Chart and figure data
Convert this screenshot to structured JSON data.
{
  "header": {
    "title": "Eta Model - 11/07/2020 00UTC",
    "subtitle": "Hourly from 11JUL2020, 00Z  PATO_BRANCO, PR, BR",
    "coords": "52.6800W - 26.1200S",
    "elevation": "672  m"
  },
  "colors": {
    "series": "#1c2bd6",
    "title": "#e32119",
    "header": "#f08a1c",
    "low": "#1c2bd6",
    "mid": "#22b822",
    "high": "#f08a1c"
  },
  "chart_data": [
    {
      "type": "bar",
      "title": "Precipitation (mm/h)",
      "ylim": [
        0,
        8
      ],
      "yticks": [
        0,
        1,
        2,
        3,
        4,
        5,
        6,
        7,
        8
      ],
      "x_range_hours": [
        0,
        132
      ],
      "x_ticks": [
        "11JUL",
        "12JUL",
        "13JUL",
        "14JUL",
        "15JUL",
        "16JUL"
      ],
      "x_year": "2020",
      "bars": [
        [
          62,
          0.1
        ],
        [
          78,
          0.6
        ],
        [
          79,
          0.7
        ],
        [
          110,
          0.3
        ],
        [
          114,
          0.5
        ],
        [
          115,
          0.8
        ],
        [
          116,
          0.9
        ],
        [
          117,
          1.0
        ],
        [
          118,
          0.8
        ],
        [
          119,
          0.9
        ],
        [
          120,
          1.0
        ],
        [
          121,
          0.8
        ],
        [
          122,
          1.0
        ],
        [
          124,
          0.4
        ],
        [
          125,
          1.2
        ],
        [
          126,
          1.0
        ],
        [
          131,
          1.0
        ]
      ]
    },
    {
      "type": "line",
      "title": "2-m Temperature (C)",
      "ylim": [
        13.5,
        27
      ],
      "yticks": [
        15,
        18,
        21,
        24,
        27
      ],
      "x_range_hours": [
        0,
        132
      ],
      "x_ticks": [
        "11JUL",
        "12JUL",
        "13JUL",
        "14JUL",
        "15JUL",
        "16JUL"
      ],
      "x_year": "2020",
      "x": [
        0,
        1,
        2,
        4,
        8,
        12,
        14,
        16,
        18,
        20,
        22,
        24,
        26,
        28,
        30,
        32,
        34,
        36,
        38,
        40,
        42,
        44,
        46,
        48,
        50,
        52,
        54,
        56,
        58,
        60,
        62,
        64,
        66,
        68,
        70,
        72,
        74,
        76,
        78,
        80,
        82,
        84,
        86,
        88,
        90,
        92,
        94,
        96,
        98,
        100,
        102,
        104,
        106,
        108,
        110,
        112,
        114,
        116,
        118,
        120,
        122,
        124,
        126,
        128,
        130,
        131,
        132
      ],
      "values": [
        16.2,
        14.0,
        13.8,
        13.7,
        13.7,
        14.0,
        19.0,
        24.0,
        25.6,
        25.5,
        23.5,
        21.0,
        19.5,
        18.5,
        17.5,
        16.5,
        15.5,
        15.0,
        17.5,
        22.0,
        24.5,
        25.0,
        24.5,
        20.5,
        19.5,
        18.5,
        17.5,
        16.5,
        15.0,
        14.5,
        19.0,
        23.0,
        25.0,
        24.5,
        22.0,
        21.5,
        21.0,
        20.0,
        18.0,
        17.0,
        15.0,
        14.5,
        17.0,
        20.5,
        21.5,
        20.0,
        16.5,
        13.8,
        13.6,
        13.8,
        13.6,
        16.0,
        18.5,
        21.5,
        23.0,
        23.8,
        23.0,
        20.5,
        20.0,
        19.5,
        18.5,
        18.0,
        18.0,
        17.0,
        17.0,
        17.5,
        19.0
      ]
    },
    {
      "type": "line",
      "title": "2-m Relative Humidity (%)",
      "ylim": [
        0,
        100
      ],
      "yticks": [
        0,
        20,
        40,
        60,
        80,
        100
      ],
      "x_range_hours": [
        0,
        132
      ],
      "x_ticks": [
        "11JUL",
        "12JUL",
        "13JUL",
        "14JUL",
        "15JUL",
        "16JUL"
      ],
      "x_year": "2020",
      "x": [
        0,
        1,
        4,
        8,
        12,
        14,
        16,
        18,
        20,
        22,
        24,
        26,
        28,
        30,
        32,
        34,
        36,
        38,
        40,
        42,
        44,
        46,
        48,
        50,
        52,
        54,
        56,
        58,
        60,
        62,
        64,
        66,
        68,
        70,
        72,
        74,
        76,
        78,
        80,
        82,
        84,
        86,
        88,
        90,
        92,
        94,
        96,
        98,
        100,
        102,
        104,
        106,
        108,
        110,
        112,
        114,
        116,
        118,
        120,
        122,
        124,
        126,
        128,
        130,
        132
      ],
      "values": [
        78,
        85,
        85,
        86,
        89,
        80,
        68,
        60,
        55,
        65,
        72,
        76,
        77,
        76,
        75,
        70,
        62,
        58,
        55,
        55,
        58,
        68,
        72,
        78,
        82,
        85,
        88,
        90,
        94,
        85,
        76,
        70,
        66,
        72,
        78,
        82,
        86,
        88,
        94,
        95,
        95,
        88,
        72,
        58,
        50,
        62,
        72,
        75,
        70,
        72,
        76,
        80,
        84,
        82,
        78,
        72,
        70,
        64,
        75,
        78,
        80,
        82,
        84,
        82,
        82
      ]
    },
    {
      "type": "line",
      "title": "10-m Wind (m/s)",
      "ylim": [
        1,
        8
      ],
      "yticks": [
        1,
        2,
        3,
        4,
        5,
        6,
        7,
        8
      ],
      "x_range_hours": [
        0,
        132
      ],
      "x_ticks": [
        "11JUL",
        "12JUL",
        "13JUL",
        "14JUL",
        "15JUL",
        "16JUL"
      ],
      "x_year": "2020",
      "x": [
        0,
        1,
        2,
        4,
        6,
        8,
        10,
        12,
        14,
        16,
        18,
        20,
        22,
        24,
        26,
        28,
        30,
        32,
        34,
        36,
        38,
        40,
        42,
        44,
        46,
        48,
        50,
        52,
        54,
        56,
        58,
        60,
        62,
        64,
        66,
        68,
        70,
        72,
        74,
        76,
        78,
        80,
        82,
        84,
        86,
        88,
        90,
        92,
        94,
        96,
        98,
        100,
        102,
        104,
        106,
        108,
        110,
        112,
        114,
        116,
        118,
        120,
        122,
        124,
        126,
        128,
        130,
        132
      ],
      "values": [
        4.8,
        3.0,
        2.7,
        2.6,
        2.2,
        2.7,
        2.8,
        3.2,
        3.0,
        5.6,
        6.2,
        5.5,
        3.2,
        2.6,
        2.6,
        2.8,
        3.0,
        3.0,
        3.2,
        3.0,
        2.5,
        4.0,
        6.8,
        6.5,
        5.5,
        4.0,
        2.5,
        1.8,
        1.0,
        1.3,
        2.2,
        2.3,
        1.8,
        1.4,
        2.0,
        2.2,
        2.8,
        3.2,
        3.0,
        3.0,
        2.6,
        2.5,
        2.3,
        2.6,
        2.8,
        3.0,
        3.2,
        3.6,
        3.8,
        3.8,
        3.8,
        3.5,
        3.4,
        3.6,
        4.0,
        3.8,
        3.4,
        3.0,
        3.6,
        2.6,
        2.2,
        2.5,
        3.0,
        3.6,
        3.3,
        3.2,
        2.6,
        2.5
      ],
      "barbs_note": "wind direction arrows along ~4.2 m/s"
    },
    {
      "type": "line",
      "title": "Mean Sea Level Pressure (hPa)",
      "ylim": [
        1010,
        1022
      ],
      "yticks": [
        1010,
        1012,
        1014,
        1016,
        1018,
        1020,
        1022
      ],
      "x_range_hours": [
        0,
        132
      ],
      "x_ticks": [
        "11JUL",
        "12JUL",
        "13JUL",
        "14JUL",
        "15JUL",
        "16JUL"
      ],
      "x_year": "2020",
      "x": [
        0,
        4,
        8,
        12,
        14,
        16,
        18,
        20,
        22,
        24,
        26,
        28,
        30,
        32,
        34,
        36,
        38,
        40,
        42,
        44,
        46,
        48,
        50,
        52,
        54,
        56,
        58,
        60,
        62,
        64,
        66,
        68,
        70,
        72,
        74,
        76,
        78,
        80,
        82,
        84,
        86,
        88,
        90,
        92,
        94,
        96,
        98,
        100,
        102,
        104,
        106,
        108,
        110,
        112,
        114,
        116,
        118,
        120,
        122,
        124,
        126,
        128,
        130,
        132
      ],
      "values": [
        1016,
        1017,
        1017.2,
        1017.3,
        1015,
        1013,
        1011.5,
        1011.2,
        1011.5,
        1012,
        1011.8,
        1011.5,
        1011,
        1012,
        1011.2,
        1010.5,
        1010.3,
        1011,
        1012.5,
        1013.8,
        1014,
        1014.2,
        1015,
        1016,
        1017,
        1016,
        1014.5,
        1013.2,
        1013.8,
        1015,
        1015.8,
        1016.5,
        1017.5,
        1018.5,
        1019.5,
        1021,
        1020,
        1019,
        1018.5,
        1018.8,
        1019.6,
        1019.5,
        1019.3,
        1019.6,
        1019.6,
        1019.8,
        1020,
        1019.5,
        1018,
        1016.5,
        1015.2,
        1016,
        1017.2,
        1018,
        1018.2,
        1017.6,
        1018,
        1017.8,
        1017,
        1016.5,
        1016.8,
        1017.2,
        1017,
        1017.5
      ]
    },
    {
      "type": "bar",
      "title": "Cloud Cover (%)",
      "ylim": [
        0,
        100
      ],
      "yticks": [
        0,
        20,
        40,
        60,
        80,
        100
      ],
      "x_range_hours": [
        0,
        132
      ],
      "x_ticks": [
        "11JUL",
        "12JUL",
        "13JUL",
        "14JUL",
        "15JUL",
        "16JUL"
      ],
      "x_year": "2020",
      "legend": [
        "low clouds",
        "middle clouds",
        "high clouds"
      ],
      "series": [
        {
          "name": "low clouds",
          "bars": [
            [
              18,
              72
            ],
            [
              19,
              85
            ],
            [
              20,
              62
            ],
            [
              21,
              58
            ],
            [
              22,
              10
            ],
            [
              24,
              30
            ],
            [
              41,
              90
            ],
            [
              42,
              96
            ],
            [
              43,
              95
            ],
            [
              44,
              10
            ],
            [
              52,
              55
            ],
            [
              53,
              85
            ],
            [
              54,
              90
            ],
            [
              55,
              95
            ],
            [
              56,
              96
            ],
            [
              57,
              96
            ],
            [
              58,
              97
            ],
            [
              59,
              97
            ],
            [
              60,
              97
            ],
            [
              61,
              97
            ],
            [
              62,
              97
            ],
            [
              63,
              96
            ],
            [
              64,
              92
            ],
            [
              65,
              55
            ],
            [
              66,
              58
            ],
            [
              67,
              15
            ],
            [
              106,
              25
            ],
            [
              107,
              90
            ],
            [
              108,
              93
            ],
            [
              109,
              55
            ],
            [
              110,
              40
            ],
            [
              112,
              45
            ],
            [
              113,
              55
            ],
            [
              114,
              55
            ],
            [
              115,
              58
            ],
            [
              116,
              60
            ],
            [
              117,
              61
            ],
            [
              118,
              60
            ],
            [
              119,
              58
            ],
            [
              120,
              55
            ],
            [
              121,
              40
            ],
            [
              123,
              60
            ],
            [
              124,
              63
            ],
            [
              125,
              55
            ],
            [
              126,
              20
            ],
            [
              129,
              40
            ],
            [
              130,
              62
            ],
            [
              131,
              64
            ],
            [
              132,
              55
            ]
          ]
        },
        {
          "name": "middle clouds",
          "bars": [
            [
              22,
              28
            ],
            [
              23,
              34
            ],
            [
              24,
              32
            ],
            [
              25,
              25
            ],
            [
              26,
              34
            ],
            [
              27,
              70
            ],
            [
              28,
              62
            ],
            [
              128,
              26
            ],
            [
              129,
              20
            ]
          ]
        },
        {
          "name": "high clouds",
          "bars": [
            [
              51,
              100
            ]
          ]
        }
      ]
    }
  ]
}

Exercise task »
Return every line containing "clouds".

Answer to the problem »
        "low clouds",
        "middle clouds",
        "high clouds"
          "name": "low clouds",
          "name": "middle clouds",
          "name": "high clouds",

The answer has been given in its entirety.